Of course, it’s difficult, as this book tries to do, to give a voice to servants—here the literal British kind of servants—especially a hundred years ago or whatever. But Lucy tries, at least, and that’s worthy. It’s certainly a very domestic social history…. History for cruel boys, history for preening boys—history for everyone; yay! 🥳

…. I think that the details are useful. It’s not something where a single event strikes you, you know; it’s the attrition. And one detail at least is suggestive: the fact that the servants were often so young, you have this girl beginning service at the average (not earliest) age of fourteen, and so of course she’s not getting much in the way of being taught to read or write or anything. The employer—he can read and write books if he wants. She can scrub his shit away, you know.

…. It is kinda amazing how such a short time ago they didn’t even pretend or aspire to things, you know, just— yup, good jobs for good people, from good families! Shit jobs for shit people, who had better be kept under.

And that’s just how it should be!

I mean, you read novels by an about the affluent falling in love and discovering things, you start to like them maybe; but probably the bulk of them didn’t feel obligated to justify their position by being romantic with their sweethearts or reading a lot, and if they did, it was as a marker of status, and not a pure thing, you know. Masterly things are good for masters—ah, but for servants to be too good for such as them! And ah, for servants to be bad! How much better for servants just to be servants—and then I can be fat and lazy and stupid and comfortable, and no one will but tell me I am the village god.

And that’s just how it should be….

…. And it’s like, the worse I hold what I hold in trust, the more I imagine myself to deserve it, because I treat you right, you see the light, like a child of the light, and not just a servant, but I starve you of the light, then you are just a servant, so you clean the shit off the pots and pans, because you’re a servant, not somebody like me.

…. And of course the whole ‘servant question’ or whatever didn’t just magically vanish into white light with the end of the First World War, or whenever it was supposed to have happened…. People still have ‘romantic’ ideas about the servant-hiring classes and the recent past, so much so that the recent past isn’t really dead. Even though it’s the 2020s and we’re Americans, I wonder if most Episcopalians and other old-style lib Prots are so different from that. (Who you are speaks so loudly, I cannot hear what you say. Ralphie.) Obviously you can put the worst of the new world on TV and it sucks, but the old world is still here, and it’s still a lie. The only time they’ll talk about money in church is when the roof starts to leak—when they start asking. To learn about /making/ money, you’d have to be new age or something, not sleepy and rich and content! It’s like, if you were supposed to have money, you’d have it already. It’s like with dating. They allow you to date and bring dates, of course, in fact they assume you’ll marry and have children in there for as long as they’re still dependents, but it’s like, you know, on another level, if you were supposed to be married, you’d already be married.

[DATASET EXTRACT]

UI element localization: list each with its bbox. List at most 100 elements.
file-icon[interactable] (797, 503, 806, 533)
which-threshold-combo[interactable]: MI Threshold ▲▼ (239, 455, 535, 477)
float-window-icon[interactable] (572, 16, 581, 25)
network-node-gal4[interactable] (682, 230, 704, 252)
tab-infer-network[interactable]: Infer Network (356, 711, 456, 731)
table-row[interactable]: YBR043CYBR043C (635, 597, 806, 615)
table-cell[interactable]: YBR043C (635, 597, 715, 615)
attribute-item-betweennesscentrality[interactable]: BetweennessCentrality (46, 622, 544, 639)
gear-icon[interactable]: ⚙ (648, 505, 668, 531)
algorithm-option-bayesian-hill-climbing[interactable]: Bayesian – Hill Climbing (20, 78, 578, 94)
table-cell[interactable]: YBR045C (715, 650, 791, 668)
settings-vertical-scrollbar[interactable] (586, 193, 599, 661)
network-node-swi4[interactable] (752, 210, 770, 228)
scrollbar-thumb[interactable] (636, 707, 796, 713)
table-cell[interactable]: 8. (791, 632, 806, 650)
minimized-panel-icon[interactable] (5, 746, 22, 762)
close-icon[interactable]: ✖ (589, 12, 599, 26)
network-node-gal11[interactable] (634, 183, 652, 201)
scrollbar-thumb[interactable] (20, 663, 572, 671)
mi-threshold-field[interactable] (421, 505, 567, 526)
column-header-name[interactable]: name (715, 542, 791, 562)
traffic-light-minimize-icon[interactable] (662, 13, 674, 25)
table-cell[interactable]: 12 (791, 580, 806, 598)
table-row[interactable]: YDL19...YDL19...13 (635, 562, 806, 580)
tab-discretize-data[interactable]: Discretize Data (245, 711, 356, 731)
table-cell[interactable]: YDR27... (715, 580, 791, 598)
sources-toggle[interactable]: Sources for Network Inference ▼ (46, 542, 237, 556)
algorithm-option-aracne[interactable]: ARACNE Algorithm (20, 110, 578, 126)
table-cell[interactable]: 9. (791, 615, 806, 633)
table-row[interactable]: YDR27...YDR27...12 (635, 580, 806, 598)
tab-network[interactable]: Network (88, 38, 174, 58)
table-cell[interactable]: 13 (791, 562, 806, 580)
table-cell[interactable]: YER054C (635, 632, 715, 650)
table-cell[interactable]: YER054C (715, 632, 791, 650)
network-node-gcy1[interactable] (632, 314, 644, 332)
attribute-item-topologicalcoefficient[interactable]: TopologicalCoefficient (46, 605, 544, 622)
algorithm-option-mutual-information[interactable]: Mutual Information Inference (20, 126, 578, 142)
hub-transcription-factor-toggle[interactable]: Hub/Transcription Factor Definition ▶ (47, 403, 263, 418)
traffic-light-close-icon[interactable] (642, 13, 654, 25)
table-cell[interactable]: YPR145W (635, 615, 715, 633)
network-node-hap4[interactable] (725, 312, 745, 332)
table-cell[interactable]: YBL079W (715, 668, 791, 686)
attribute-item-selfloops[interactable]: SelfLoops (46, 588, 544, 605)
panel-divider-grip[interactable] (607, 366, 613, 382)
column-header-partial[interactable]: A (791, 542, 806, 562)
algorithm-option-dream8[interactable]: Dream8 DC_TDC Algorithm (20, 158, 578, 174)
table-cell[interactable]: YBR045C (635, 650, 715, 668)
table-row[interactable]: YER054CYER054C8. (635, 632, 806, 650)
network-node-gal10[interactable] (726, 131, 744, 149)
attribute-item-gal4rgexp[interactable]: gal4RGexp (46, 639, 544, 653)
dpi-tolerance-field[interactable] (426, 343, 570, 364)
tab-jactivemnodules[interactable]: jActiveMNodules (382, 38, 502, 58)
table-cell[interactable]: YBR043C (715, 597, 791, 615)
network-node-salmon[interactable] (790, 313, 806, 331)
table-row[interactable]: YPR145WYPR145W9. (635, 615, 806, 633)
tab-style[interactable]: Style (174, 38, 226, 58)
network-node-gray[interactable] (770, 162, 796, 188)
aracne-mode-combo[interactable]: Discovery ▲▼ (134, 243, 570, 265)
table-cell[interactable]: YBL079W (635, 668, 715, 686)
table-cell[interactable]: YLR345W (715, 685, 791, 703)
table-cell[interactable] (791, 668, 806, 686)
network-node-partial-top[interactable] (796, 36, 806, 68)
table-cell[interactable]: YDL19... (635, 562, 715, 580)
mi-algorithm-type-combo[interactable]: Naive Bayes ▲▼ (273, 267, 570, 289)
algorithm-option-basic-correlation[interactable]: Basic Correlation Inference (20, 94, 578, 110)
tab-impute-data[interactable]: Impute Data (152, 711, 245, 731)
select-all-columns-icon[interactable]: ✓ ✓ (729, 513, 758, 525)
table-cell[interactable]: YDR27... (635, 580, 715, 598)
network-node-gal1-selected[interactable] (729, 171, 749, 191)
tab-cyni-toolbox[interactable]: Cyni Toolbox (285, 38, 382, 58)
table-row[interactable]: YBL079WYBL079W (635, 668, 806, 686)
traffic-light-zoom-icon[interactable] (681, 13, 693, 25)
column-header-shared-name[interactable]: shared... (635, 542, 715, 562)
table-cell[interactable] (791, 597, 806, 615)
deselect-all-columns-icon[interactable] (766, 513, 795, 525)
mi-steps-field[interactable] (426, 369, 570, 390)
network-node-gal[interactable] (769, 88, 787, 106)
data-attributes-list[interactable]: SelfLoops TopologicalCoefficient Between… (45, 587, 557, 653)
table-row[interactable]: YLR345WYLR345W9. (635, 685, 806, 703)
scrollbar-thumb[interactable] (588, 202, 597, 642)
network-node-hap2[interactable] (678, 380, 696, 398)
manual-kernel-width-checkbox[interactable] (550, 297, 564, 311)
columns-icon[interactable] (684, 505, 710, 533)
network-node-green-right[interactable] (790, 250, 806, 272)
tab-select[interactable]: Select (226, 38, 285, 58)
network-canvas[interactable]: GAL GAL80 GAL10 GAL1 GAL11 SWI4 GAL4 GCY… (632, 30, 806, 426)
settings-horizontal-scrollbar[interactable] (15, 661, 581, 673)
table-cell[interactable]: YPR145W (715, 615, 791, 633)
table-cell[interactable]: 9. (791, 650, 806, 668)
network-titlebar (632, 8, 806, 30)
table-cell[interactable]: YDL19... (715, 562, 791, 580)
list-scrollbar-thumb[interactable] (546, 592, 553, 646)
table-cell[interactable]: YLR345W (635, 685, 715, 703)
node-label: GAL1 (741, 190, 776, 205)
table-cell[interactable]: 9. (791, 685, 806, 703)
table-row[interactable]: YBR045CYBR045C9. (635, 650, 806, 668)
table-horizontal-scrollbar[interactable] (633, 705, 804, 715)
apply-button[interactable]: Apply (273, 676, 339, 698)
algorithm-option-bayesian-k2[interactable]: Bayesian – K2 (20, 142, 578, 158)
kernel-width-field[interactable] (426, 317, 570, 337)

[EXERCISE SET]
1. According to the piece on British servants, at what average age did the girl mentioned begin service?
2. Continue the piece on British servants from its final sentence.

[RESPONSES TO THE TASKS]
1. Fourteen.

2.
Money is bad, because it makes me think of the servants. Money is bad, because They have servants!…. Money is for people who grew up with servants, and who die in assisted living, you know. And in America it’s the Southern version of servanthood, not the British kind, but the idea is the same. The nursing aide’s mom’s neighbor is NOT going to be coming into the assisted living residence to get taken care of, you know!

Why, it just wouldn’t do!

…. Speaking of the age of servants, to truly understand the past is not the same as to idealize or lie about it, and I think much of our educational system is basically a scar left over from the age of servants and employers-of-servants. Schools should teach kids relationships—I mean a teacher should teach, and not leave it to the bullies and the gossips—and spirituality, health, prosperity, and some more theoretical topics but basically if you’re in a trigonometry class it should be because you want to be there, because you want to be a computer person or whatever, or because you’re an intellectual, but that can’t be code for not liking people and not liking life. In the age of servants, school was basically something that Lord Billy had to prove that he really deserved to be born to money, that he was Better, and it had little to nothing to do with making people a success who weren’t born to it, you know. It still has that cast to it in many people’s minds; you can’t understand me…. (villain laugh).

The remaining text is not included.